[INFORMATION SHOWN]

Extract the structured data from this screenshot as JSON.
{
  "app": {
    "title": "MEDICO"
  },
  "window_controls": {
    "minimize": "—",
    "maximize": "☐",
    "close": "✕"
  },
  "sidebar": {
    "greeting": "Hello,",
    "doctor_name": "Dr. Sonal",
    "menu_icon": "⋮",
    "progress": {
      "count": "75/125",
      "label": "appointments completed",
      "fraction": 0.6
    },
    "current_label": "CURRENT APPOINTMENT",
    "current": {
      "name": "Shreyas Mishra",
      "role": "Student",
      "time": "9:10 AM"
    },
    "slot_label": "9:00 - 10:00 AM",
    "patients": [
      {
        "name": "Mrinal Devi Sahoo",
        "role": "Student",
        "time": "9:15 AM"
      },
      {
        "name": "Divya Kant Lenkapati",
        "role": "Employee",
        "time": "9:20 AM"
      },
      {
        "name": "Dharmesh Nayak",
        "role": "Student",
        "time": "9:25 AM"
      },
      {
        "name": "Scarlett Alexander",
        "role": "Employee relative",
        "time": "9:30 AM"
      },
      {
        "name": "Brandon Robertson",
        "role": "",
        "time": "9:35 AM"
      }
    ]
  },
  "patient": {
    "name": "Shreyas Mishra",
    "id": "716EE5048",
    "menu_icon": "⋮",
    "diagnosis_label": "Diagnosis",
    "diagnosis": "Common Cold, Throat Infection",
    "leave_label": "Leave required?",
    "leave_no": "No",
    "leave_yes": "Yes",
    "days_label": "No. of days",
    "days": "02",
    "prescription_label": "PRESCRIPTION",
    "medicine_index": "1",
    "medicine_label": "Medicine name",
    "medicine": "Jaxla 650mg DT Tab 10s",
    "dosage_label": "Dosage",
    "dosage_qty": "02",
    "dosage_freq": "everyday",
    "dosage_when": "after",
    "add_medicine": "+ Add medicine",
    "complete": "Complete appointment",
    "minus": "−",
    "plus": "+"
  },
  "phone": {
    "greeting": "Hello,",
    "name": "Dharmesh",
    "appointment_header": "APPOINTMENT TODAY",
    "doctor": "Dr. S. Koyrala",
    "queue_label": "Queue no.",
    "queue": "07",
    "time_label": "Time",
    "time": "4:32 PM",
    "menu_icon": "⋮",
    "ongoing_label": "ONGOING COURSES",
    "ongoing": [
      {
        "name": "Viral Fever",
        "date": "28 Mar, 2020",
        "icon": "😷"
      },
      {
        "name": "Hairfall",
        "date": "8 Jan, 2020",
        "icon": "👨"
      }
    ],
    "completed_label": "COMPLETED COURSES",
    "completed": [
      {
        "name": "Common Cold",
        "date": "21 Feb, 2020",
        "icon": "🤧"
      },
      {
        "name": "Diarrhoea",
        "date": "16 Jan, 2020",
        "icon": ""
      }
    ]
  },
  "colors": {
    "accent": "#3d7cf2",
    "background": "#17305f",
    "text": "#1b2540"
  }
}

[/INFORMATION SHOWN]
[INFORMATION SHOWN]

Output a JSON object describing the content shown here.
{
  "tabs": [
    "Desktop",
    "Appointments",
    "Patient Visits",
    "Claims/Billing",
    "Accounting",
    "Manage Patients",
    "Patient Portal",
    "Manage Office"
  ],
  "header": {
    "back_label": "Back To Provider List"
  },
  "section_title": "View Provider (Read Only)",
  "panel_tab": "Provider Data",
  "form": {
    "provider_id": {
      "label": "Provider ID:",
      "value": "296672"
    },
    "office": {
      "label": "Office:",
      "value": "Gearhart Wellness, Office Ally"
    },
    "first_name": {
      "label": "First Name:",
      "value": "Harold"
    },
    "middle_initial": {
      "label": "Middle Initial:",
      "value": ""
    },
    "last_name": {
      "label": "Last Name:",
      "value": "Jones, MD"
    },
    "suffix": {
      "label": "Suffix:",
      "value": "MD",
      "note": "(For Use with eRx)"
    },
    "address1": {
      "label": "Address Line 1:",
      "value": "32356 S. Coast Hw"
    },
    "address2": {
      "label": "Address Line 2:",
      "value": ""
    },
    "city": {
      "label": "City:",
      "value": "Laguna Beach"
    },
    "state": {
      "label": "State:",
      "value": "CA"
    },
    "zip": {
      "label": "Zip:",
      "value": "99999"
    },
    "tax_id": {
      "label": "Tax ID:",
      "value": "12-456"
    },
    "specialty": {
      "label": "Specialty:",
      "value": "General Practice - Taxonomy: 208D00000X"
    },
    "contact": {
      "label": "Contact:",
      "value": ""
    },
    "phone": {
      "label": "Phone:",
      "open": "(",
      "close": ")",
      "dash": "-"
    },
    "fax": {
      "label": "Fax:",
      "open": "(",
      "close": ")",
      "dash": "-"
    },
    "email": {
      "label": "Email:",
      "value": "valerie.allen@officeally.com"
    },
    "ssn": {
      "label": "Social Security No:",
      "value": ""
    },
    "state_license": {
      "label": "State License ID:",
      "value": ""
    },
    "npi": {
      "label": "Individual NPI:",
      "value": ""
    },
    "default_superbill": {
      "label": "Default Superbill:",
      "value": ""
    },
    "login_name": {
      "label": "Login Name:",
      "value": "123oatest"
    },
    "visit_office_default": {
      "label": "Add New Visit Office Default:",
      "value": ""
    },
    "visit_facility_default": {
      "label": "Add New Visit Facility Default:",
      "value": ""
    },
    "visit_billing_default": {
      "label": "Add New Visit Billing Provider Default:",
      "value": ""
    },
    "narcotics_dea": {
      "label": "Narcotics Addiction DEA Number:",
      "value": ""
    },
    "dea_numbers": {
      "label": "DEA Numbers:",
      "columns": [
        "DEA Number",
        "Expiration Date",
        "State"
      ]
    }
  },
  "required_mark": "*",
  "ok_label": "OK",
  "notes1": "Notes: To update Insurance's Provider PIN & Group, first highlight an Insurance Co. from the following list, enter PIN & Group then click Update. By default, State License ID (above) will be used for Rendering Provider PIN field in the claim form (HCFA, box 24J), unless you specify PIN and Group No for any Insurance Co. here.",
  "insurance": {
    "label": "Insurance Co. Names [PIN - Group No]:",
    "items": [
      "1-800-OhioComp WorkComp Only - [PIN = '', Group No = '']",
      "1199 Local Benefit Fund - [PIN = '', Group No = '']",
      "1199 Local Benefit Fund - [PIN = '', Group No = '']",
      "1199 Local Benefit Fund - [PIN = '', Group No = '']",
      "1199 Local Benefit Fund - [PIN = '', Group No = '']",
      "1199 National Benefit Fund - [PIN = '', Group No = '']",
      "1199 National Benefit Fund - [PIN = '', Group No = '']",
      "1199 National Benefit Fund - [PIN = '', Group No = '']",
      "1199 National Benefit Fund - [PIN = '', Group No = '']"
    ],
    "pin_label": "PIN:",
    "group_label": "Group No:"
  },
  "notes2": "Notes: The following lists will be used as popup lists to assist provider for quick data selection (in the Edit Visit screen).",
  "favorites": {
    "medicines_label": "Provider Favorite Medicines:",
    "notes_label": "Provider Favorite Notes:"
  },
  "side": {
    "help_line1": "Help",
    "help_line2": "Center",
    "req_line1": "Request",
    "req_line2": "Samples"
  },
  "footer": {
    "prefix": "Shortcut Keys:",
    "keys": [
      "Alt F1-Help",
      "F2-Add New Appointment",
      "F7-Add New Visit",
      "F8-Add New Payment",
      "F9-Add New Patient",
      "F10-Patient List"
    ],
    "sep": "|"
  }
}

[/INFORMATION SHOWN]
[INFORMATION SHOWN]

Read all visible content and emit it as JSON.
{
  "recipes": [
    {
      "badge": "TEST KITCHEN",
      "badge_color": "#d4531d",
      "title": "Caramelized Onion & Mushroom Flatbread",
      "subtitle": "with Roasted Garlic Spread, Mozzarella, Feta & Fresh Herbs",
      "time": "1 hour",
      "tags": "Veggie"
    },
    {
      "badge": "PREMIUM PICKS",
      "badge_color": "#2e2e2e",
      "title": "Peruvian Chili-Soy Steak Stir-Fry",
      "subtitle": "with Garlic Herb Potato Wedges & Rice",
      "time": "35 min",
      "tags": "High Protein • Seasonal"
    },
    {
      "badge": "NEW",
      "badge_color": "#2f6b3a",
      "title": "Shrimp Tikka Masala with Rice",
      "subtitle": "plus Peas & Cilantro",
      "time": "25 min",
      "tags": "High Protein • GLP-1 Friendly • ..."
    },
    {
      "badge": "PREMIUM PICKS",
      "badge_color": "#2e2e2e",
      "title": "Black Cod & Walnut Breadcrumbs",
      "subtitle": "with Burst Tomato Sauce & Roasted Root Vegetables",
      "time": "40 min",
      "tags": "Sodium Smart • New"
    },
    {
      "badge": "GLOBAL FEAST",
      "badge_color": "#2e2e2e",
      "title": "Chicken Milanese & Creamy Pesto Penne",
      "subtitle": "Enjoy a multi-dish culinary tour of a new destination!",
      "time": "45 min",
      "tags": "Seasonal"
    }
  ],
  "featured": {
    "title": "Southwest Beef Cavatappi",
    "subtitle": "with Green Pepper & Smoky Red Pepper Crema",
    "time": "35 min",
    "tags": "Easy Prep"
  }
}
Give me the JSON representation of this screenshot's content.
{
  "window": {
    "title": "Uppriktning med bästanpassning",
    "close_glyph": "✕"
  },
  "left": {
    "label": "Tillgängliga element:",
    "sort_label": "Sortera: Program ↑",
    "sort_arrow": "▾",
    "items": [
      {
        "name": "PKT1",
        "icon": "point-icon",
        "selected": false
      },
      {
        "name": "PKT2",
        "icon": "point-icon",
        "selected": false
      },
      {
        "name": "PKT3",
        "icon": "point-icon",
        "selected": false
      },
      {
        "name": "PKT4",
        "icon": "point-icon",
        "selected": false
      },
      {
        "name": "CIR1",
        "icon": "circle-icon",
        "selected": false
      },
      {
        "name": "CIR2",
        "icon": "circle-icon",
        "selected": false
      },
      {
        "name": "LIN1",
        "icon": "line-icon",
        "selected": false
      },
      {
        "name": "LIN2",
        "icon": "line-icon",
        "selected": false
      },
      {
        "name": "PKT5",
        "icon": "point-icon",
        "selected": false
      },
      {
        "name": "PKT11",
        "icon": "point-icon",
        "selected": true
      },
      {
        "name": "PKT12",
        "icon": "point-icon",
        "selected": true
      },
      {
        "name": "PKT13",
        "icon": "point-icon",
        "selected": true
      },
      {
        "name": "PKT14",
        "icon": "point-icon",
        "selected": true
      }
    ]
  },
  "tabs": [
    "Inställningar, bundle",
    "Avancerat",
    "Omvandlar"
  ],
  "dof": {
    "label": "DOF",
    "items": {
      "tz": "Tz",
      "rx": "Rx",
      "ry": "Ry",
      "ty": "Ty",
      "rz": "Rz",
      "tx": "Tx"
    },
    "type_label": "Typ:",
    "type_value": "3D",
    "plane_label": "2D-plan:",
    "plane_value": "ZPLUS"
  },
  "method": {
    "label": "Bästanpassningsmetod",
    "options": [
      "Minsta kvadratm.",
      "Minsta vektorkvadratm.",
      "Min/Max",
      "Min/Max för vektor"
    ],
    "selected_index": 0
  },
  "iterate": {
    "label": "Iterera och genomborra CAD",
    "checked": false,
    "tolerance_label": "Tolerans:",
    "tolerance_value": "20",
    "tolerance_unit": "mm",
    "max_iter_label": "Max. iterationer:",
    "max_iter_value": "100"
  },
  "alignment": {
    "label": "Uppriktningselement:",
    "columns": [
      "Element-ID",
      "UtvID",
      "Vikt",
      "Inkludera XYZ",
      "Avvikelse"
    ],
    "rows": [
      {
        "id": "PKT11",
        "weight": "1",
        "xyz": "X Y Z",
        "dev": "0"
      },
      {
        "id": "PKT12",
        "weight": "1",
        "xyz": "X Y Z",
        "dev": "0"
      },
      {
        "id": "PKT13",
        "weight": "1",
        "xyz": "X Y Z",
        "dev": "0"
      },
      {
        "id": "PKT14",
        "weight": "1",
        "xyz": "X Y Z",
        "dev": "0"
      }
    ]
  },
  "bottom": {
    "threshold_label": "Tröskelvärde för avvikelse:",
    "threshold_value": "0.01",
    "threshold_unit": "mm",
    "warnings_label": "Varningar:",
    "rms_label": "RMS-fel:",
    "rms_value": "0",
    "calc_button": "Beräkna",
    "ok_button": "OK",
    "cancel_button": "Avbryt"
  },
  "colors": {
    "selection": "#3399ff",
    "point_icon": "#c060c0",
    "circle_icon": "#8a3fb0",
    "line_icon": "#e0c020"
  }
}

[/INFORMATION SHOWN]

### INSTRUCTIONS FOR THE TASK
After reading the entries above, state how many lines hold the word "Cold", with no text besides the number.

### RESPONSE AREA
2